**Task prompt**
Drop the pictures, then extract the listing word for word.

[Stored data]
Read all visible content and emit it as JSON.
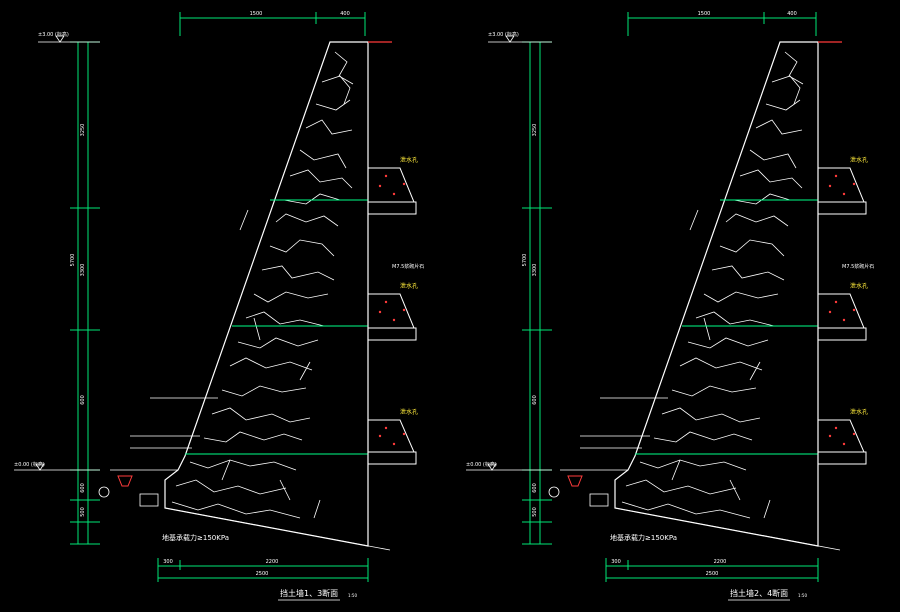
{
  "colors": {
    "background": "#000000",
    "linework": "#ffffff",
    "dimension": "#00e676",
    "accent_red": "#ff3b3b",
    "label_yellow": "#ffeb3b",
    "masonry_joint": "#ffffff",
    "ground_line": "#00ff88"
  },
  "sections": [
    {
      "id": "left",
      "title": "挡土墙1、3断面",
      "scale": "1:50",
      "bearing_note": "地基承载力≥150KPa",
      "top_dims": [
        "1500",
        "400"
      ],
      "bottom_dims": [
        "300",
        "2200"
      ],
      "total_width": "2500",
      "elevation_top": "±3.00 (标高)",
      "elevation_base": "±0.00 (标高)",
      "left_dims": [
        "3250",
        "3300",
        "5700",
        "600",
        "600",
        "500"
      ],
      "material_note": "M7.5浆砌片石",
      "labels": [
        "泄水孔",
        "泄水孔",
        "泄水孔"
      ]
    },
    {
      "id": "right",
      "title": "挡土墙2、4断面",
      "scale": "1:50",
      "bearing_note": "地基承载力≥150KPa",
      "top_dims": [
        "1500",
        "400"
      ],
      "bottom_dims": [
        "300",
        "2200"
      ],
      "total_width": "2500",
      "elevation_top": "±3.00 (标高)",
      "elevation_base": "±0.00 (标高)",
      "left_dims": [
        "3250",
        "3300",
        "5700",
        "600",
        "600",
        "500"
      ],
      "material_note": "M7.5浆砌片石",
      "labels": [
        "泄水孔",
        "泄水孔",
        "泄水孔"
      ]
    }
  ]
}
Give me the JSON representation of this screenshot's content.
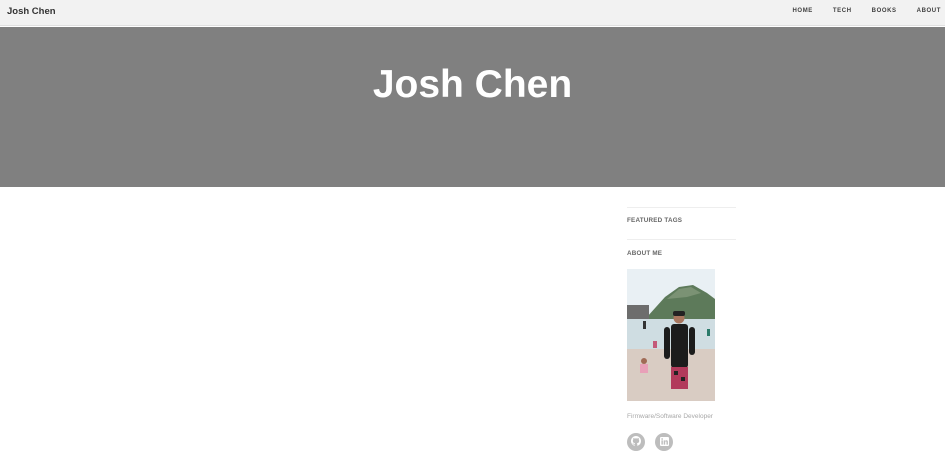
{
  "navbar": {
    "brand": "Josh Chen",
    "links": [
      {
        "label": "HOME"
      },
      {
        "label": "TECH"
      },
      {
        "label": "BOOKS"
      },
      {
        "label": "ABOUT"
      }
    ]
  },
  "header": {
    "title": "Josh Chen"
  },
  "sidebar": {
    "featured_tags_title": "FEATURED TAGS",
    "about_title": "ABOUT ME",
    "description": "Firmware/Software Developer",
    "social": [
      {
        "icon": "github-icon"
      },
      {
        "icon": "linkedin-icon"
      }
    ]
  },
  "colors": {
    "header_bg": "#808080",
    "navbar_bg": "#f2f2f2",
    "social_bg": "#bdbdbd"
  }
}
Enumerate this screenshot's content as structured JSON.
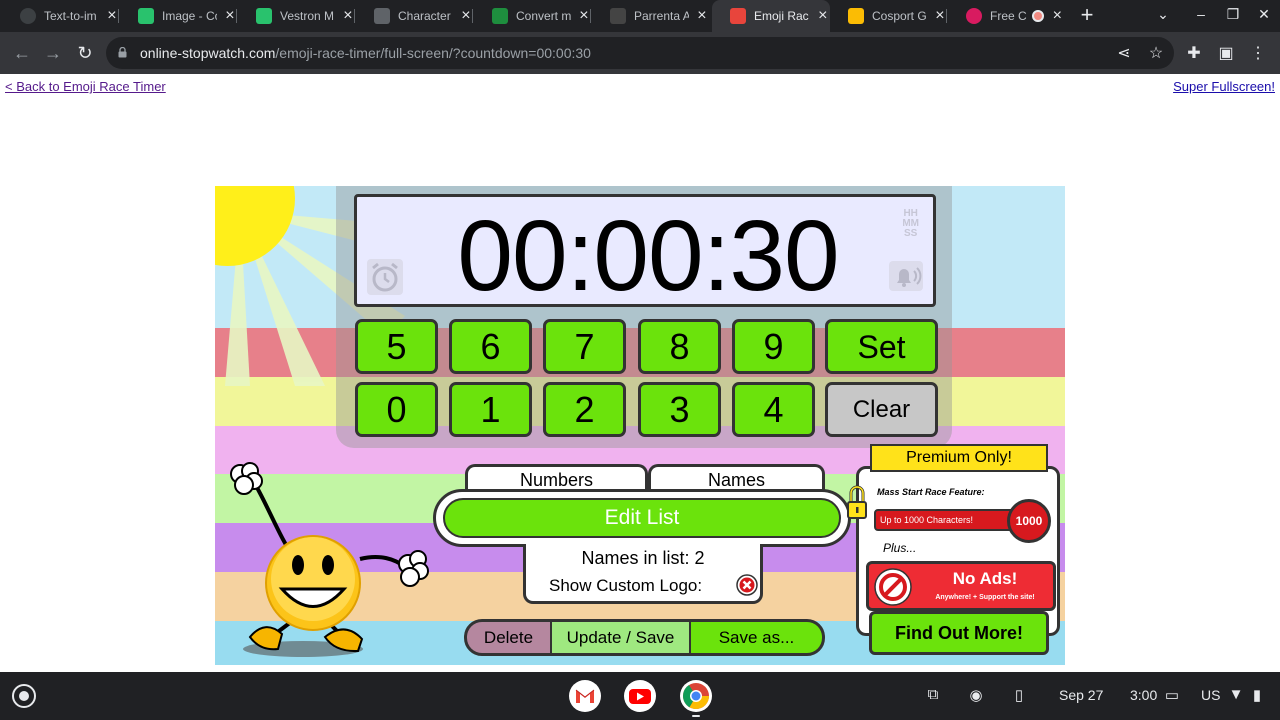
{
  "browser": {
    "tabs": [
      {
        "title": "Text-to-im",
        "favicon_color": "#3c4043"
      },
      {
        "title": "Image - Co",
        "favicon_color": "#29c26d"
      },
      {
        "title": "Vestron M",
        "favicon_color": "#29c26d"
      },
      {
        "title": "Character",
        "favicon_color": "#5f6368"
      },
      {
        "title": "Convert m",
        "favicon_color": "#1e8e3e"
      },
      {
        "title": "Parrenta A",
        "favicon_color": "#444444"
      },
      {
        "title": "Emoji Rac",
        "favicon_color": "#e8453c",
        "active": true
      },
      {
        "title": "Cosport G",
        "favicon_color": "#fbbc04"
      },
      {
        "title": "Free C",
        "favicon_color": "#d81b60"
      }
    ],
    "url_domain": "online-stopwatch.com",
    "url_path": "/emoji-race-timer/full-screen/?countdown=00:00:30"
  },
  "page": {
    "back_link": "< Back to Emoji Race Timer",
    "fullscreen_link": "Super Fullscreen!"
  },
  "timer": {
    "display": "00:00:30",
    "format_hh": "HH",
    "format_mm": "MM",
    "format_ss": "SS",
    "keys_row1": [
      "5",
      "6",
      "7",
      "8",
      "9"
    ],
    "keys_row2": [
      "0",
      "1",
      "2",
      "3",
      "4"
    ],
    "set_label": "Set",
    "clear_label": "Clear"
  },
  "list_panel": {
    "tab_numbers": "Numbers",
    "tab_names": "Names",
    "edit_label": "Edit List",
    "names_in_list": "Names in list: 2",
    "custom_logo": "Show Custom Logo:"
  },
  "actions": {
    "delete": "Delete",
    "update": "Update / Save",
    "save_as": "Save as..."
  },
  "premium": {
    "title": "Premium Only!",
    "mass_start": "Mass Start Race Feature:",
    "chars_text": "Up to 1000 Characters!",
    "chars_number": "1000",
    "plus": "Plus...",
    "no_ads": "No Ads!",
    "no_ads_sub": "Anywhere! + Support the site!",
    "find_out": "Find Out More!"
  },
  "shelf": {
    "date": "Sep 27",
    "time": "3:00",
    "locale": "US"
  },
  "colors": {
    "key_green": "#6be30c",
    "clear_gray": "#c7c7c7",
    "premium_yellow": "#ffe21a",
    "premium_red": "#d7191e",
    "stripe_red": "#e7808a",
    "stripe_yellow": "#f1f699",
    "stripe_pink": "#f0b2ef",
    "stripe_green": "#c2f5a4",
    "stripe_purple": "#c78ced",
    "stripe_peach": "#f5d2a0",
    "stripe_blue": "#98dcf0"
  }
}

**Solution to this problem**
Read all visible content and emit it as JSON.
{
  "colors": {
    "background": "#000000",
    "linework": "#ffffff",
    "dimension": "#00e676",
    "accent_red": "#ff3b3b",
    "label_yellow": "#ffeb3b",
    "masonry_joint": "#ffffff",
    "ground_line": "#00ff88"
  },
  "sections": [
    {
      "id": "left",
      "title": "挡土墙1、3断面",
      "scale": "1:50",
      "bearing_note": "地基承载力≥150KPa",
      "top_dims": [
        "1500",
        "400"
      ],
      "bottom_dims": [
        "300",
        "2200"
      ],
      "total_width": "2500",
      "elevation_top": "±3.00 (标高)",
      "elevation_base": "±0.00 (标高)",
      "left_dims": [
        "3250",
        "3300",
        "5700",
        "600",
        "600",
        "500"
      ],
      "material_note": "M7.5浆砌片石",
      "labels": [
        "泄水孔",
        "泄水孔",
        "泄水孔"
      ]
    },
    {
      "id": "right",
      "title": "挡土墙2、4断面",
      "scale": "1:50",
      "bearing_note": "地基承载力≥150KPa",
      "top_dims": [
        "1500",
        "400"
      ],
      "bottom_dims": [
        "300",
        "2200"
      ],
      "total_width": "2500",
      "elevation_top": "±3.00 (标高)",
      "elevation_base": "±0.00 (标高)",
      "left_dims": [
        "3250",
        "3300",
        "5700",
        "600",
        "600",
        "500"
      ],
      "material_note": "M7.5浆砌片石",
      "labels": [
        "泄水孔",
        "泄水孔",
        "泄水孔"
      ]
    }
  ]
}
Give me the JSON representation of this screenshot's content.
{
  "navbar": {
    "brand": "Josh Chen",
    "links": [
      {
        "label": "HOME"
      },
      {
        "label": "TECH"
      },
      {
        "label": "BOOKS"
      },
      {
        "label": "ABOUT"
      }
    ]
  },
  "header": {
    "title": "Josh Chen"
  },
  "sidebar": {
    "featured_tags_title": "FEATURED TAGS",
    "about_title": "ABOUT ME",
    "description": "Firmware/Software Developer",
    "social": [
      {
        "icon": "github-icon"
      },
      {
        "icon": "linkedin-icon"
      }
    ]
  },
  "colors": {
    "header_bg": "#808080",
    "navbar_bg": "#f2f2f2",
    "social_bg": "#bdbdbd"
  }
}
Enumerate this screenshot's content as structured JSON.
{
  "browser": {
    "tabs": [
      {
        "title": "Text-to-im",
        "favicon_color": "#3c4043"
      },
      {
        "title": "Image - Co",
        "favicon_color": "#29c26d"
      },
      {
        "title": "Vestron M",
        "favicon_color": "#29c26d"
      },
      {
        "title": "Character",
        "favicon_color": "#5f6368"
      },
      {
        "title": "Convert m",
        "favicon_color": "#1e8e3e"
      },
      {
        "title": "Parrenta A",
        "favicon_color": "#444444"
      },
      {
        "title": "Emoji Rac",
        "favicon_color": "#e8453c",
        "active": true
      },
      {
        "title": "Cosport G",
        "favicon_color": "#fbbc04"
      },
      {
        "title": "Free C",
        "favicon_color": "#d81b60"
      }
    ],
    "url_domain": "online-stopwatch.com",
    "url_path": "/emoji-race-timer/full-screen/?countdown=00:00:30"
  },
  "page": {
    "back_link": "< Back to Emoji Race Timer",
    "fullscreen_link": "Super Fullscreen!"
  },
  "timer": {
    "display": "00:00:30",
    "format_hh": "HH",
    "format_mm": "MM",
    "format_ss": "SS",
    "keys_row1": [
      "5",
      "6",
      "7",
      "8",
      "9"
    ],
    "keys_row2": [
      "0",
      "1",
      "2",
      "3",
      "4"
    ],
    "set_label": "Set",
    "clear_label": "Clear"
  },
  "list_panel": {
    "tab_numbers": "Numbers",
    "tab_names": "Names",
    "edit_label": "Edit List",
    "names_in_list": "Names in list: 2",
    "custom_logo": "Show Custom Logo:"
  },
  "actions": {
    "delete": "Delete",
    "update": "Update / Save",
    "save_as": "Save as..."
  },
  "premium": {
    "title": "Premium Only!",
    "mass_start": "Mass Start Race Feature:",
    "chars_text": "Up to 1000 Characters!",
    "chars_number": "1000",
    "plus": "Plus...",
    "no_ads": "No Ads!",
    "no_ads_sub": "Anywhere! + Support the site!",
    "find_out": "Find Out More!"
  },
  "shelf": {
    "date": "Sep 27",
    "time": "3:00",
    "locale": "US"
  },
  "colors": {
    "key_green": "#6be30c",
    "clear_gray": "#c7c7c7",
    "premium_yellow": "#ffe21a",
    "premium_red": "#d7191e",
    "stripe_red": "#e7808a",
    "stripe_yellow": "#f1f699",
    "stripe_pink": "#f0b2ef",
    "stripe_green": "#c2f5a4",
    "stripe_purple": "#c78ced",
    "stripe_peach": "#f5d2a0",
    "stripe_blue": "#98dcf0"
  }
}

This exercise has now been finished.